Aim of the exercise: Transcribe every line exactly and omit anything that is a picture.

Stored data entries
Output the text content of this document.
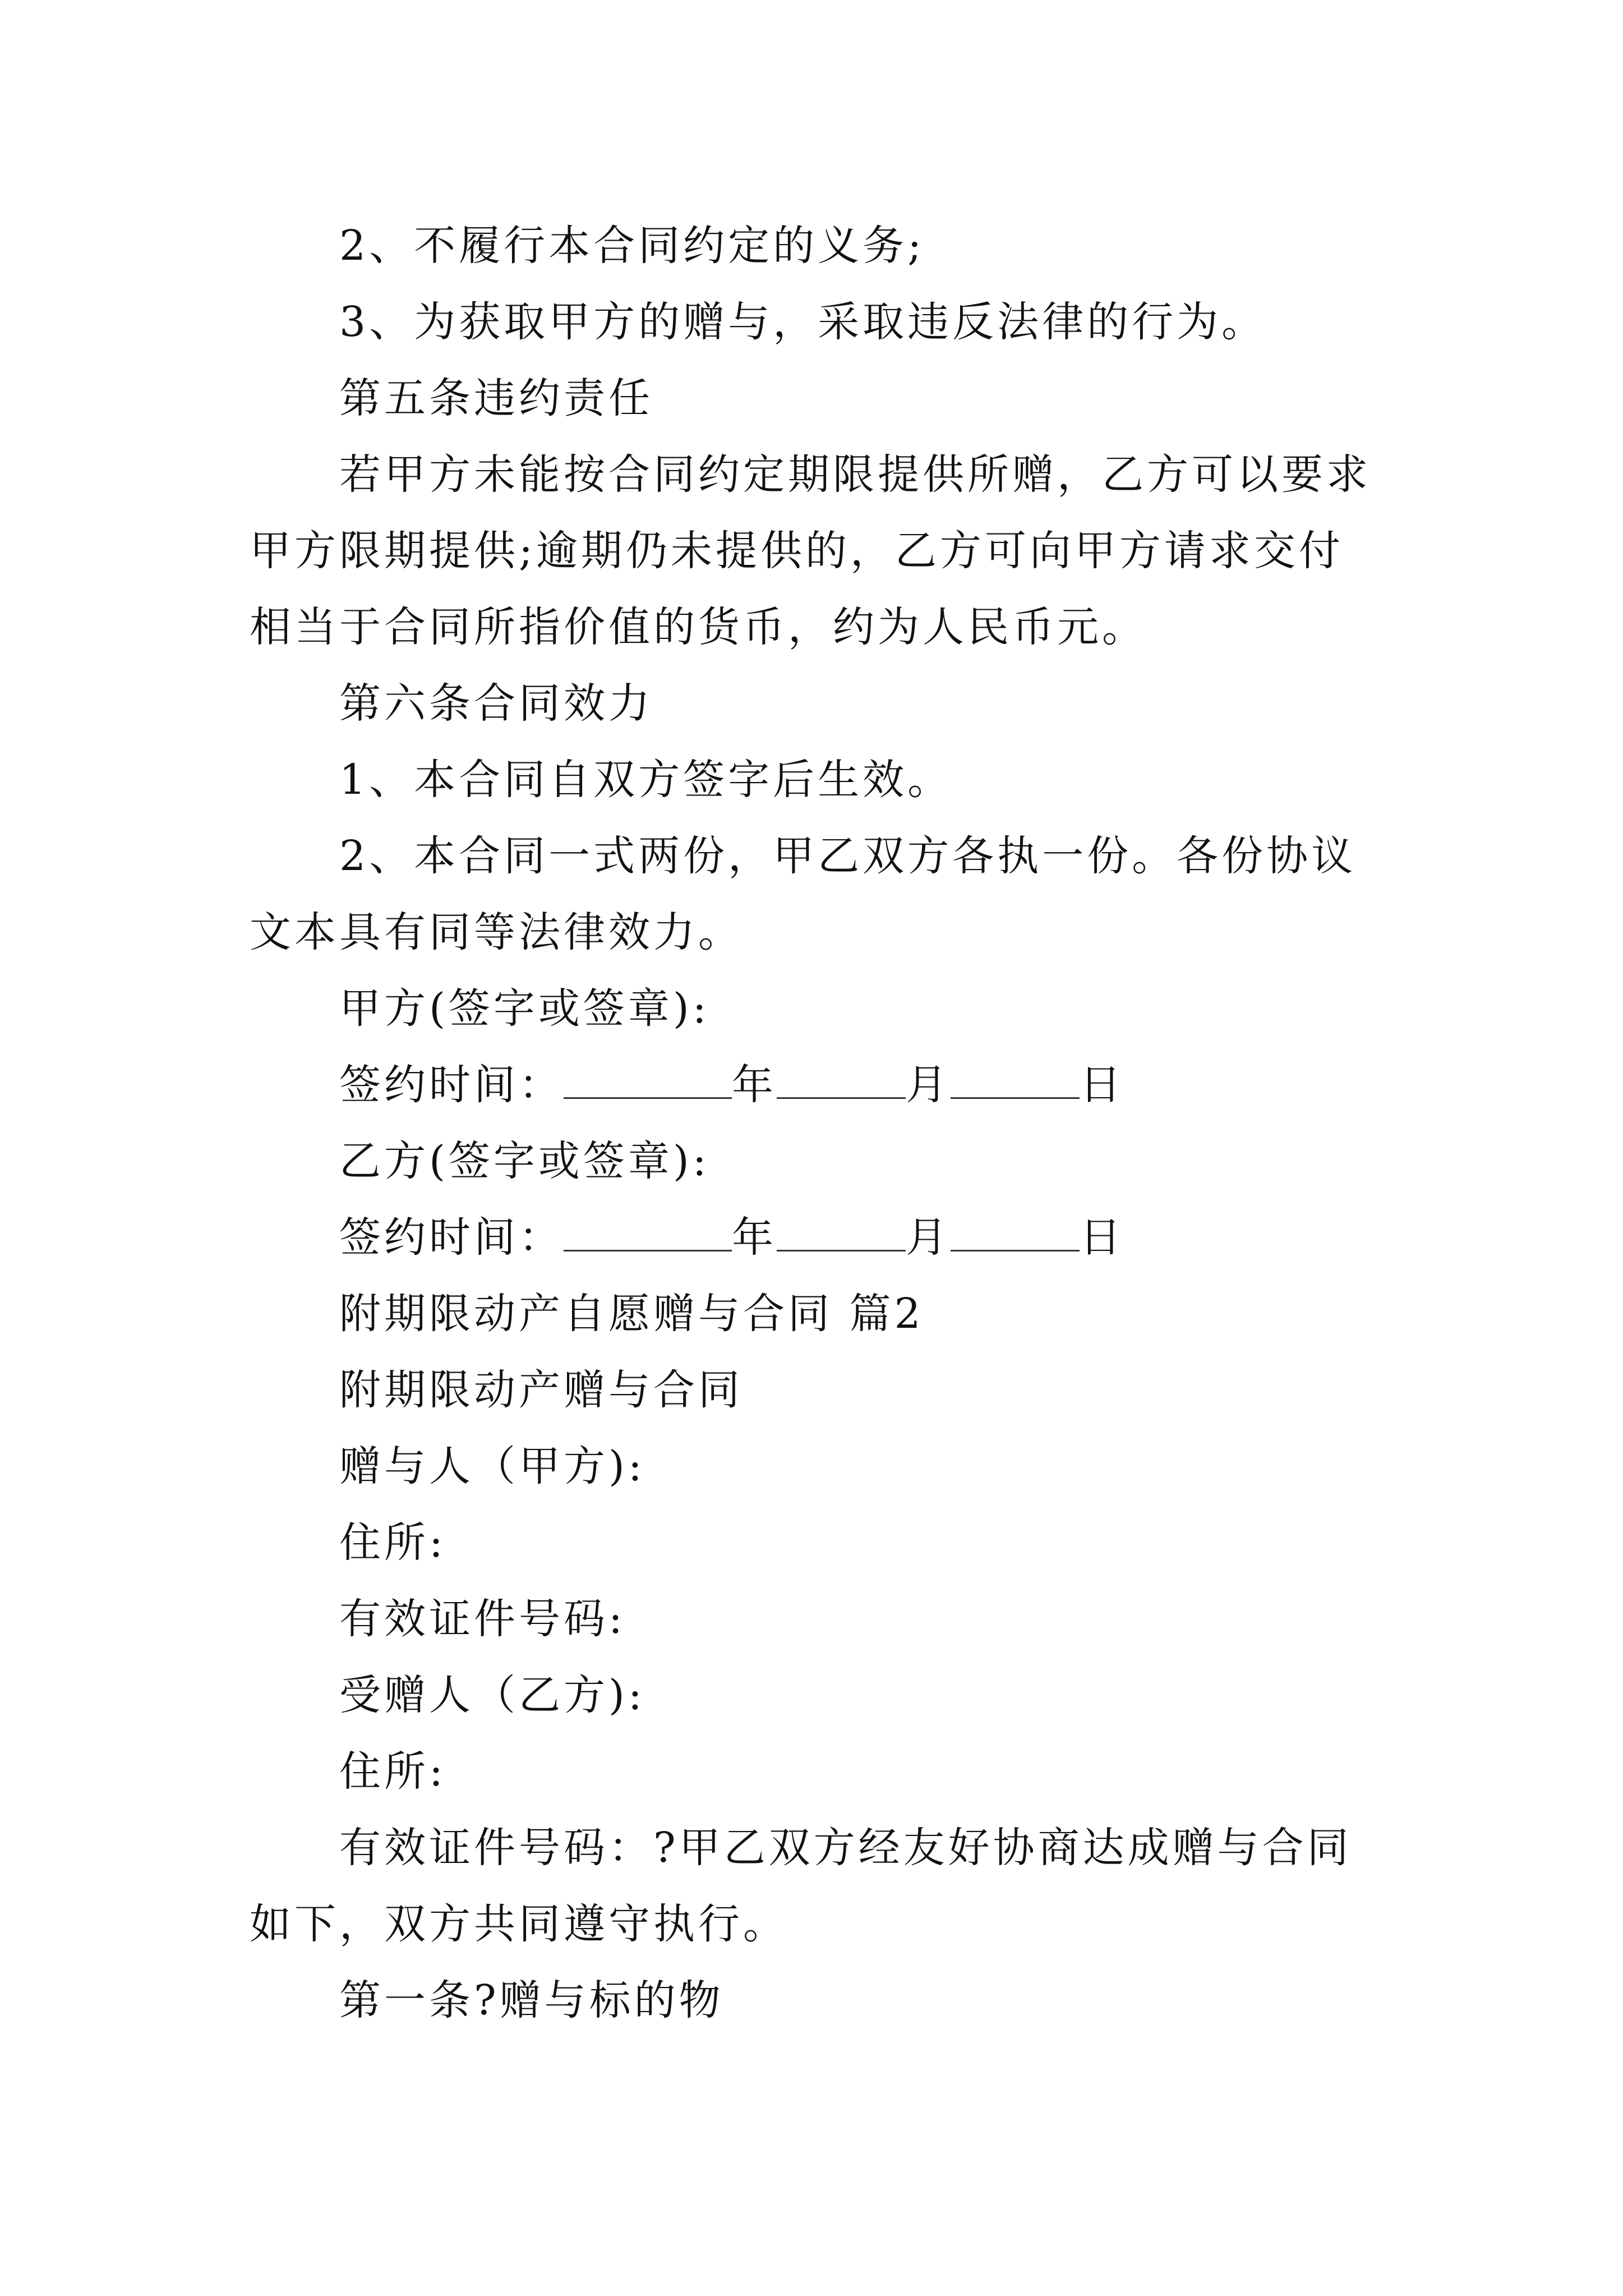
2、不履行本合同约定的义务;

3、为获取甲方的赠与，采取违反法律的行为。

第五条违约责任

若甲方未能按合同约定期限提供所赠，乙方可以要求甲方限期提供;逾期仍未提供的，乙方可向甲方请求交付相当于合同所指价值的货币，约为人民币元。

第六条合同效力

1、本合同自双方签字后生效。

2、本合同一式两份，甲乙双方各执一份。各份协议文本具有同等法律效力。

甲方(签字或签章):

签约时间：	年	月	日

乙方(签字或签章):

签约时间：	年	月	日

附期限动产自愿赠与合同 篇2

附期限动产赠与合同

赠与人（甲方):

住所:

有效证件号码:

受赠人（乙方):

住所:

有效证件号码：?甲乙双方经友好协商达成赠与合同如下，双方共同遵守执行。

第一条?赠与标的物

Complete response:
Output the text content of this document.
2、不履行本合同约定的义务;

3、为获取甲方的赠与，采取违反法律的行为。

第五条违约责任

若甲方未能按合同约定期限提供所赠，乙方可以要求甲方限期提供;逾期仍未提供的，乙方可向甲方请求交付相当于合同所指价值的货币，约为人民币元。

第六条合同效力

1、本合同自双方签字后生效。

2、本合同一式两份，甲乙双方各执一份。各份协议文本具有同等法律效力。

甲方(签字或签章):

签约时间：	年	月	日

乙方(签字或签章):

签约时间：	年	月	日

附期限动产自愿赠与合同 篇2

附期限动产赠与合同

赠与人（甲方):

住所:

有效证件号码:

受赠人（乙方):

住所:

有效证件号码：?甲乙双方经友好协商达成赠与合同如下，双方共同遵守执行。

第一条?赠与标的物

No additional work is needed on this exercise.